## EXCERPT PROVIDED
— start —

# Emergengy Cooking Tools.



## readytogo (Apr 6, 2013)

Old stuff that keeps on working and working, this old Army M1950 pocket/tanker/foxhole stove burns anything but really works nice with white fuel, the propane goes without saying and the highly portable/foldable Sterno has been my stand by for years now, the hardly visible propane portable BBQ has been with me for many years ,has never fail and is used as a oven almost weekly that way I don`t have to used my home stove just to make a tray of biscuits or bread.


----------



## rawhide2971 (Apr 19, 2013)

That old M1950 sure brings back memories...we were still using the things in 70's when I was in...... I still have one floating around somewhere but need to go dig it out.........


----------



## HamiltonFelix (Oct 11, 2011)

LOL! I remember Dad using his Korean era army white gas stove to melt lead for bullet casting, probably around 1960. I guess the Coleman Peak 1 series sort of descended from that stove. Good unit. 

Lately, we've fooled around a bit with making soda can stoves, rocket stoves, etc. Fun projects for kids. 

For versatility, it's probably still hard to beat the MSR XGK multifuel we got Dad in the mid 1980's.


----------



## readytogo (Apr 6, 2013)

rawhide2971 said:


> That old M1950 sure brings back memories...we were still using the things in 70's when I was in...... I still have one floating around somewhere but need to go dig it out.........


Dig it out rawhide2971 is a great stove and great American memorabilia, is part of history my friend.


----------



## readytogo (Apr 6, 2013)

HamiltonFelix said:


> LOL! I remember Dad using his Korean era army white gas stove to melt lead for bullet casting, probably around 1960. I guess the Coleman Peak 1 series sort of descended from that stove. Good unit.
> 
> Lately, we've fooled around a bit with making soda can stoves, rocket stoves, etc. Fun projects for kids.
> 
> For versatility, it's probably still hard to beat the MSR XGK multifuel we got Dad in the mid 1980's.

— end —

## RECORDS FOR THIS EXERCISE

— start —

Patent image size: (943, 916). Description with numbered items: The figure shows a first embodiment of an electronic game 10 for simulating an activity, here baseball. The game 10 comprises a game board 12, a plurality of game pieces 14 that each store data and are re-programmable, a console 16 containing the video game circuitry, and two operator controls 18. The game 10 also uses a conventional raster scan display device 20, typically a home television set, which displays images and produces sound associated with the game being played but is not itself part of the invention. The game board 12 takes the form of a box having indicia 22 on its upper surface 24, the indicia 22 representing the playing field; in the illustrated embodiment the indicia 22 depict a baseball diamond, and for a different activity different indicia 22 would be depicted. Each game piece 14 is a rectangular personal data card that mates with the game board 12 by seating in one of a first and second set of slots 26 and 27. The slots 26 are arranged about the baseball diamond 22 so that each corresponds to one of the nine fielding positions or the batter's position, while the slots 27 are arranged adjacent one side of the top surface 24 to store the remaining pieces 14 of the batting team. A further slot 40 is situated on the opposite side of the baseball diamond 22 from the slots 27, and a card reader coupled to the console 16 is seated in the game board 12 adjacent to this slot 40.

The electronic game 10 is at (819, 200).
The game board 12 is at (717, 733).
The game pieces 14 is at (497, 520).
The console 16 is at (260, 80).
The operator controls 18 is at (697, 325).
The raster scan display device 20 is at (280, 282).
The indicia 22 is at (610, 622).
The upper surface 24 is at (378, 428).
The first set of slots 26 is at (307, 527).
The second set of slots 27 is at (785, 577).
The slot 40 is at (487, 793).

— end —

## SET EXERCISE 1
Answer these questions about the forum thread on emergency cooking tools, one line each:
(a) Which piece of equipment does readytogo use as an oven almost weekly?
(b) What did HamiltonFelix's Dad use his Korean era army white gas stove for?
(c) Which multifuel stove was bought for Dad in the mid 1980's?
## SET EXERCISE 2
Repeat the listing from its first line through the line that contains "The game pieces 14 is at (497, 520).", keeping both ends.

## COMPLETE OUTPUT 1
(a) The propane portable BBQ.
(b) To melt lead for bullet casting.
(c) The MSR XGK.

## COMPLETE OUTPUT 2
Patent image size: (943, 916). Description with numbered items: The figure shows a first embodiment of an electronic game 10 for simulating an activity, here baseball. The game 10 comprises a game board 12, a plurality of game pieces 14 that each store data and are re-programmable, a console 16 containing the video game circuitry, and two operator controls 18. The game 10 also uses a conventional raster scan display device 20, typically a home television set, which displays images and produces sound associated with the game being played but is not itself part of the invention. The game board 12 takes the form of a box having indicia 22 on its upper surface 24, the indicia 22 representing the playing field; in the illustrated embodiment the indicia 22 depict a baseball diamond, and for a different activity different indicia 22 would be depicted. Each game piece 14 is a rectangular personal data card that mates with the game board 12 by seating in one of a first and second set of slots 26 and 27. The slots 26 are arranged about the baseball diamond 22 so that each corresponds to one of the nine fielding positions or the batter's position, while the slots 27 are arranged adjacent one side of the top surface 24 to store the remaining pieces 14 of the batting team. A further slot 40 is situated on the opposite side of the baseball diamond 22 from the slots 27, and a card reader coupled to the console 16 is seated in the game board 12 adjacent to this slot 40.

The electronic game 10 is at (819, 200).
The game board 12 is at (717, 733).
The game pieces 14 is at (497, 520).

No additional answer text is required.